_Records for processing_:
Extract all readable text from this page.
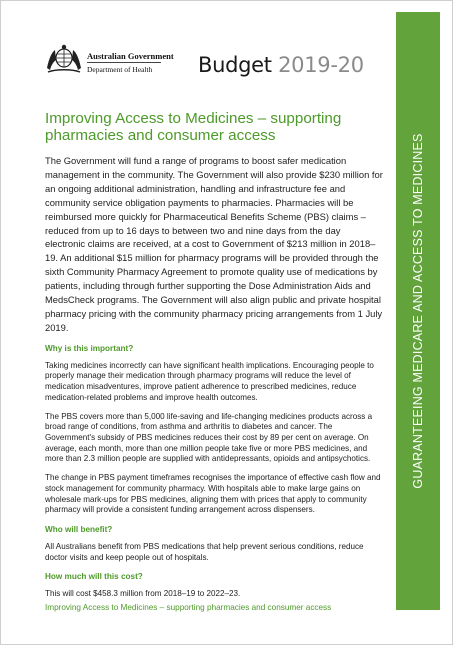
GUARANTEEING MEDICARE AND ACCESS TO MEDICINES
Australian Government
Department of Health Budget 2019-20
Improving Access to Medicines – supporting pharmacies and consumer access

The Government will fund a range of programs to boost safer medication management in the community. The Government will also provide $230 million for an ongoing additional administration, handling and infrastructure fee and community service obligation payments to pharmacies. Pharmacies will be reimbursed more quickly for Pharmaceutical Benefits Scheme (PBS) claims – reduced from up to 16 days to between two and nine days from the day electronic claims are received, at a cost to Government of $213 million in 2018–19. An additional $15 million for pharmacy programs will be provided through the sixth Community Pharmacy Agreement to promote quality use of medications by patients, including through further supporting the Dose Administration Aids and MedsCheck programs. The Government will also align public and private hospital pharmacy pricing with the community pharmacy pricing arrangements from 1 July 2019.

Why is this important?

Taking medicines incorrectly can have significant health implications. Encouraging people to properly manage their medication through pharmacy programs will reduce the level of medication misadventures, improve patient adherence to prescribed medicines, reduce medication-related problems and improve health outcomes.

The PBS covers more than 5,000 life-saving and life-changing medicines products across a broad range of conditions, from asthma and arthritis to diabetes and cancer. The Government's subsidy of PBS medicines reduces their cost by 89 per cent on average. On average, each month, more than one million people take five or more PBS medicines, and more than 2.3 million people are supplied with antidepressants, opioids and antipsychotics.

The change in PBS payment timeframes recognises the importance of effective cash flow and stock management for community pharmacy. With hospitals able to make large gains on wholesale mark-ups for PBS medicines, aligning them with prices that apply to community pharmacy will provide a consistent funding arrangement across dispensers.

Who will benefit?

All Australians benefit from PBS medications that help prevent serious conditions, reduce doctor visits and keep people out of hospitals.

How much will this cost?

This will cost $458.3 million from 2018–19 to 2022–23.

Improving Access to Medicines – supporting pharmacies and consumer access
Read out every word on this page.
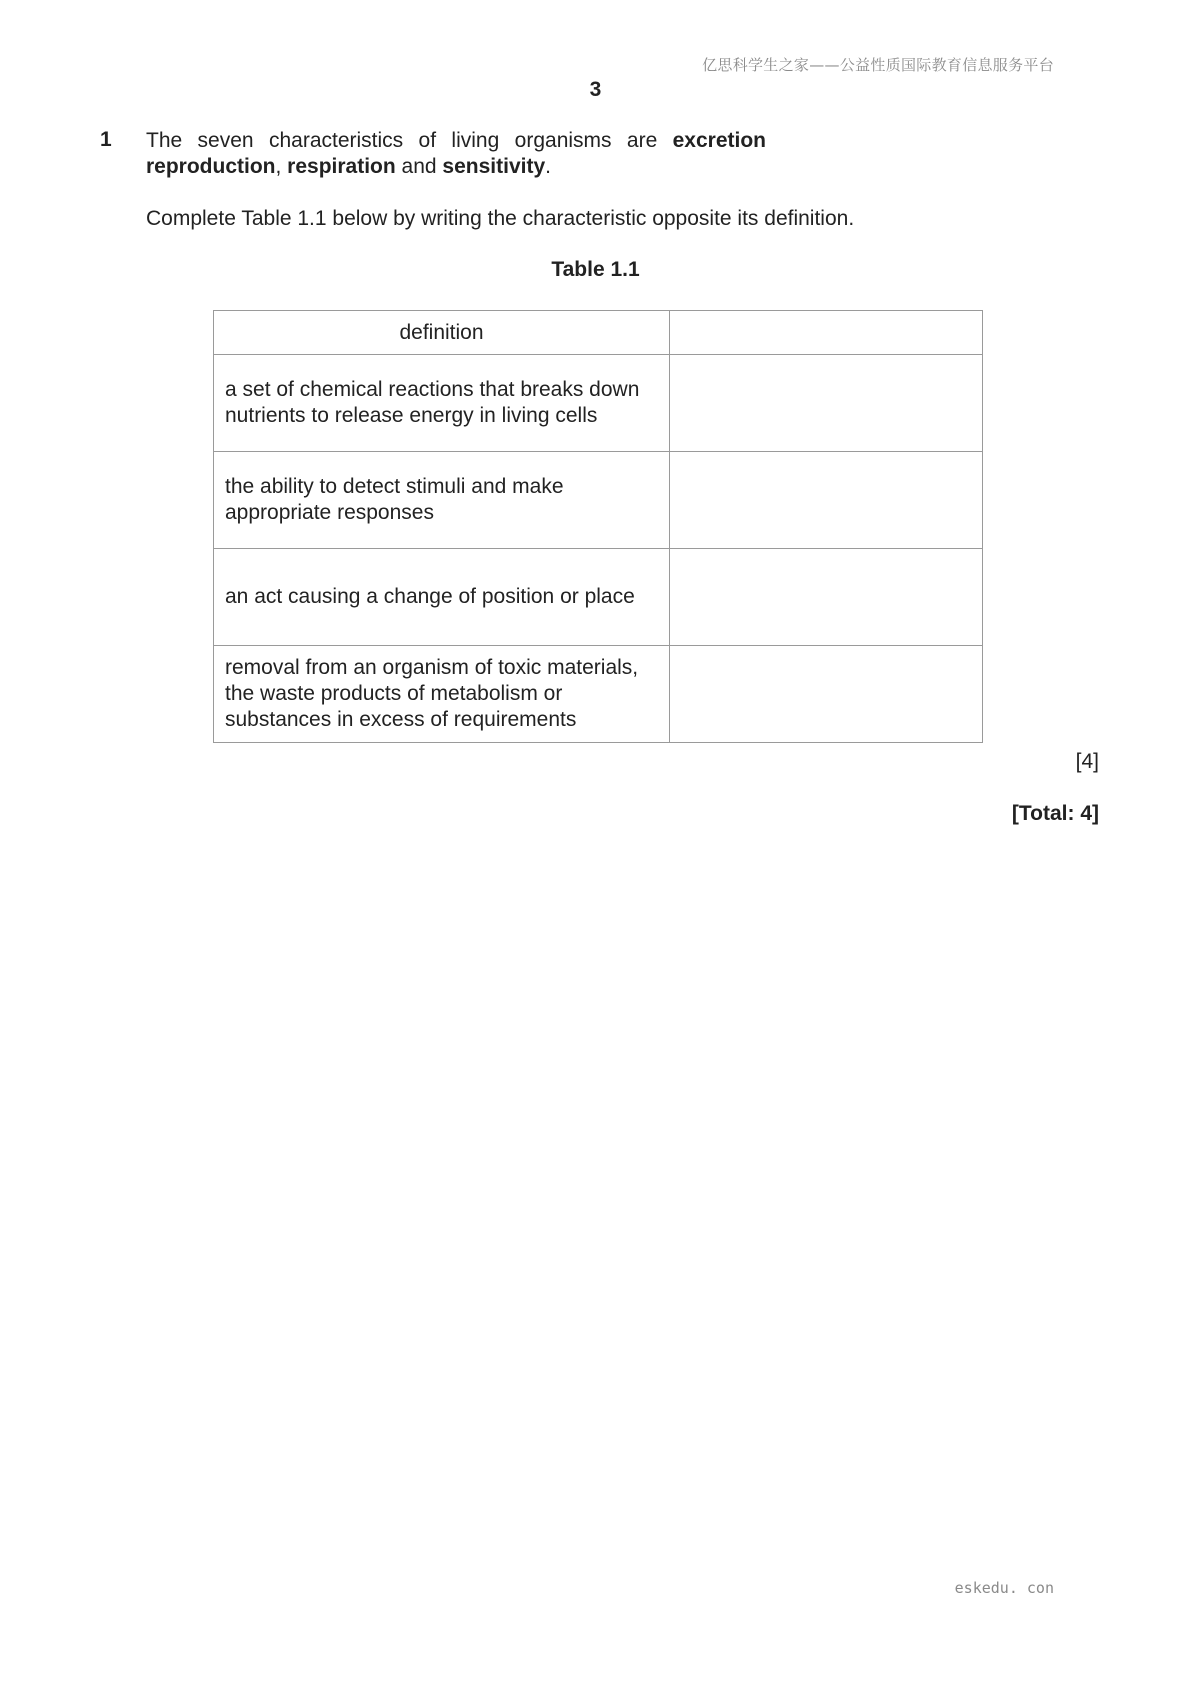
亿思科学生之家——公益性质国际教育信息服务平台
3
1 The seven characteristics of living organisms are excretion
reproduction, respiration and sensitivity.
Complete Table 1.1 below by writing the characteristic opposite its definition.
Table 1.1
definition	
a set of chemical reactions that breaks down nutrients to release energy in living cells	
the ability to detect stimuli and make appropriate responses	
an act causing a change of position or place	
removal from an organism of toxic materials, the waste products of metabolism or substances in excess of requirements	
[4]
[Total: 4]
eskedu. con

_Task item_: Omit the pictures. Repeat the rest of the data exactly.

_Task output_:
Extract all readable text from this page.
GUARANTEEING MEDICARE AND ACCESS TO MEDICINES
Australian Government
Department of Health Budget 2019-20
Improving Access to Medicines – supporting pharmacies and consumer access

The Government will fund a range of programs to boost safer medication management in the community. The Government will also provide $230 million for an ongoing additional administration, handling and infrastructure fee and community service obligation payments to pharmacies. Pharmacies will be reimbursed more quickly for Pharmaceutical Benefits Scheme (PBS) claims – reduced from up to 16 days to between two and nine days from the day electronic claims are received, at a cost to Government of $213 million in 2018–19. An additional $15 million for pharmacy programs will be provided through the sixth Community Pharmacy Agreement to promote quality use of medications by patients, including through further supporting the Dose Administration Aids and MedsCheck programs. The Government will also align public and private hospital pharmacy pricing with the community pharmacy pricing arrangements from 1 July 2019.

Why is this important?

Taking medicines incorrectly can have significant health implications. Encouraging people to properly manage their medication through pharmacy programs will reduce the level of medication misadventures, improve patient adherence to prescribed medicines, reduce medication-related problems and improve health outcomes.

The PBS covers more than 5,000 life-saving and life-changing medicines products across a broad range of conditions, from asthma and arthritis to diabetes and cancer. The Government's subsidy of PBS medicines reduces their cost by 89 per cent on average. On average, each month, more than one million people take five or more PBS medicines, and more than 2.3 million people are supplied with antidepressants, opioids and antipsychotics.

The change in PBS payment timeframes recognises the importance of effective cash flow and stock management for community pharmacy. With hospitals able to make large gains on wholesale mark-ups for PBS medicines, aligning them with prices that apply to community pharmacy will provide a consistent funding arrangement across dispensers.

Who will benefit?

All Australians benefit from PBS medications that help prevent serious conditions, reduce doctor visits and keep people out of hospitals.

How much will this cost?

This will cost $458.3 million from 2018–19 to 2022–23.

Improving Access to Medicines – supporting pharmacies and consumer access
Read out every word on this page.
亿思科学生之家——公益性质国际教育信息服务平台
3
1 The seven characteristics of living organisms are excretion
reproduction, respiration and sensitivity.
Complete Table 1.1 below by writing the characteristic opposite its definition.
Table 1.1
definition	
a set of chemical reactions that breaks down nutrients to release energy in living cells	
the ability to detect stimuli and make appropriate responses	
an act causing a change of position or place	
removal from an organism of toxic materials, the waste products of metabolism or substances in excess of requirements	
[4]
[Total: 4]
eskedu. con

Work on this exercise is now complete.